Does annihilation fit the crime?

A sequel to my prior post:


One of the primary philosophic and intuitive or gut level objections to ECT is that it seems unjust to punish people forever for temporal sins. It can be viewed as cruel or tortuous and out of proportion. In the context of punishment the common expression for this is that the punishment should fit the crime.


Does annihilation fit the crime? What are ways in which a punishment is fitting or unfitting, proportionate or disproportionate, in relation to the offense?

Here the annihilationist takes issue with the temporal disparity. According to that objection, eternal punishment is quantitatively disproportionate. I already addressed that in the prior post. 

But what about about punishment that's qualitatively fitting or unfitting? Punishment in kind. Consider the concept of poetic justice or lex talons, where the punishment is ironically akin to the offense. The perpetrator suffers the same kind of thing he inflicted or intended to inflict on his victims. 

A classic example is financial restitution for a property crime. Here the punishment corresponds to the nature of the crime. 

To take a harsher example, if a hacker makes a living by ID theft, it is fitting that he should experience ID theft. Likewise, if a mugger beats up the victim, it's fitting that he should undergo public flogging. A violent punishment for a violent crime. If an arsonist burns down someone's house with everything in it, it is fitting if he should suffer the same fate.

Here the principle is proportionality in kind as well as degree. That can be taken to an inhumane or mechanical extreme. Lex talionis is controversial in some circles, but it's intuitively popular. A straightforward concept of just desert. It's mainly frowned upon by overbred critics who've been insulted from certain kinds of harm. At a safe distance, they can afford to be disapproving.  

Compare that to everlasting oblivion. How does that have anything in common with the offense? Isn't that utterly arbitrary in relation to the nature of the wrongdoing? How does everlasting oblivion correspond to different kinds of sin?

Task brief - Please list each pairing of an offense with a punishment that fits it in kind, as the post on annihilation above gives them.

Given entries -
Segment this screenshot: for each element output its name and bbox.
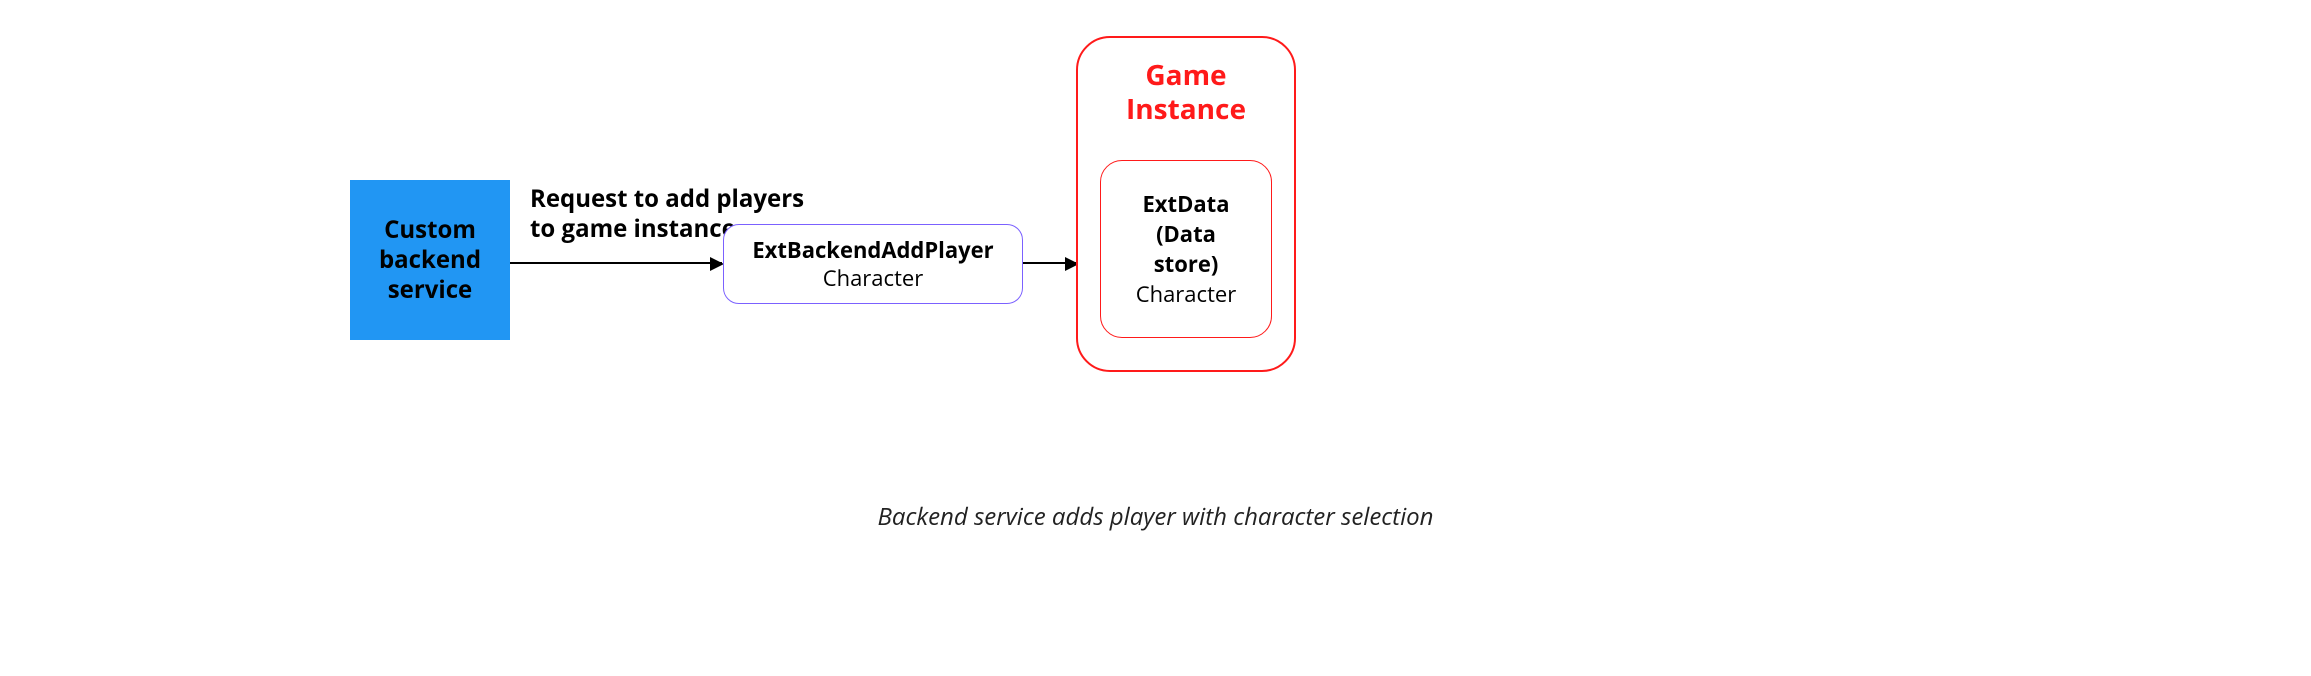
arrow-label-line1: Request to add players: [530, 182, 804, 215]
extdata-line4: Character: [1136, 279, 1237, 309]
game-instance-title: Game Instance: [1126, 58, 1246, 126]
extdata-line2: (Data: [1156, 219, 1216, 249]
extdata-line3: store): [1154, 249, 1219, 279]
backend-service-label-line1: Custom: [384, 215, 476, 245]
arrow-backend-to-middle: [510, 262, 722, 264]
arrow-middle-to-instance: [1023, 262, 1077, 264]
diagram-stage: Custom backend service Request to add pl…: [0, 0, 2311, 676]
ext-backend-add-player-box: ExtBackendAddPlayer Character: [723, 224, 1023, 304]
backend-service-box: Custom backend service: [350, 180, 510, 340]
backend-service-label-line2: backend: [379, 245, 481, 275]
backend-service-label-line3: service: [388, 275, 473, 305]
middle-box-title: ExtBackendAddPlayer: [752, 236, 993, 264]
game-instance-title-line1: Game: [1145, 56, 1226, 94]
diagram-caption: Backend service adds player with charact…: [0, 500, 2311, 533]
game-instance-title-line2: Instance: [1126, 90, 1246, 128]
extdata-line1: ExtData: [1142, 189, 1229, 219]
arrow-label-line2: to game instance: [530, 212, 736, 245]
middle-box-subtitle: Character: [823, 264, 924, 292]
ext-data-box: ExtData (Data store) Character: [1100, 160, 1272, 338]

Task result -
- Property crime: financial restitution
- A hacker's ID theft: experiencing ID theft
- A mugger beating up a victim: public flogging
- An arsonist burning down someone's house with everything in it: suffering the same fate